Output the full listing below exactly, without the pictures.

Collection entries
•••••

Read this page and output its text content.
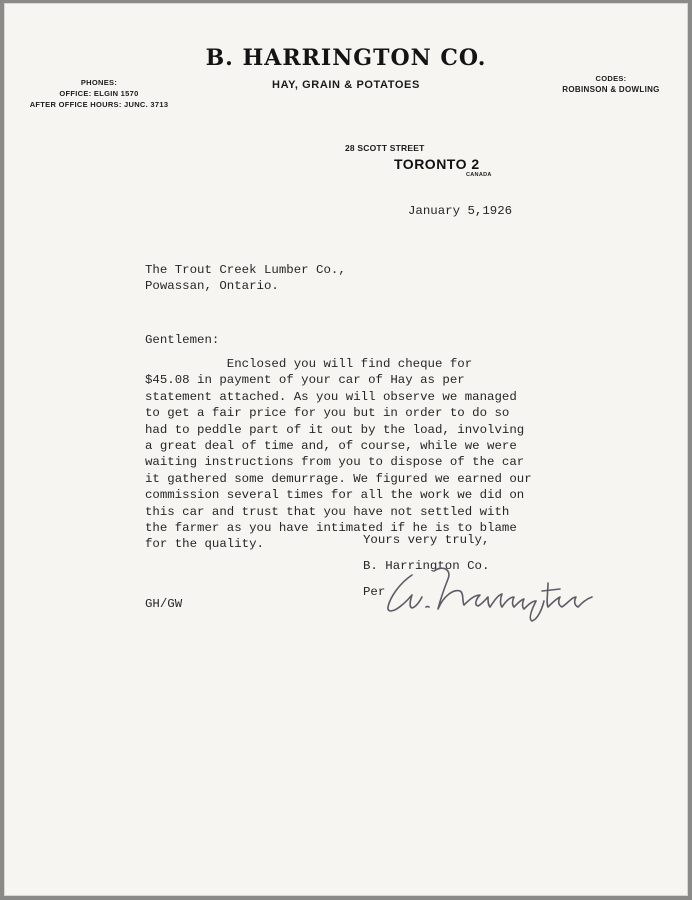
B. HARRINGTON CO.
HAY, GRAIN & POTATOES
PHONES:
OFFICE: ELGIN 1570
AFTER OFFICE HOURS: JUNC. 3713
CODES:
ROBINSON & DOWLING
28 SCOTT STREET
TORONTO 2
CANADA
January 5,1926
The Trout Creek Lumber Co.,
Powassan, Ontario.
Gentlemen:
Enclosed you will find cheque for
$45.08 in payment of your car of Hay as per
statement attached. As you will observe we managed
to get a fair price for you but in order to do so
had to peddle part of it out by the load, involving
a great deal of time and, of course, while we were
waiting instructions from you to dispose of the car
it gathered some demurrage. We figured we earned our
commission several times for all the work we did on
this car and trust that you have not settled with
the farmer as you have intimated if he is to blame
for the quality.

	Yours very truly,

B. Harrington Co.

Per

GH/GW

•••••

■ The answer ■
Read this page and output its text content.
B. HARRINGTON CO.
HAY, GRAIN & POTATOES
PHONES:
OFFICE: ELGIN 1570
AFTER OFFICE HOURS: JUNC. 3713
CODES:
ROBINSON & DOWLING
28 SCOTT STREET
TORONTO 2
CANADA
January 5,1926
The Trout Creek Lumber Co.,
Powassan, Ontario.
Gentlemen:
Enclosed you will find cheque for
$45.08 in payment of your car of Hay as per
statement attached. As you will observe we managed
to get a fair price for you but in order to do so
had to peddle part of it out by the load, involving
a great deal of time and, of course, while we were
waiting instructions from you to dispose of the car
it gathered some demurrage. We figured we earned our
commission several times for all the work we did on
this car and trust that you have not settled with
the farmer as you have intimated if he is to blame
for the quality.

	Yours very truly,

B. Harrington Co.

Per

GH/GW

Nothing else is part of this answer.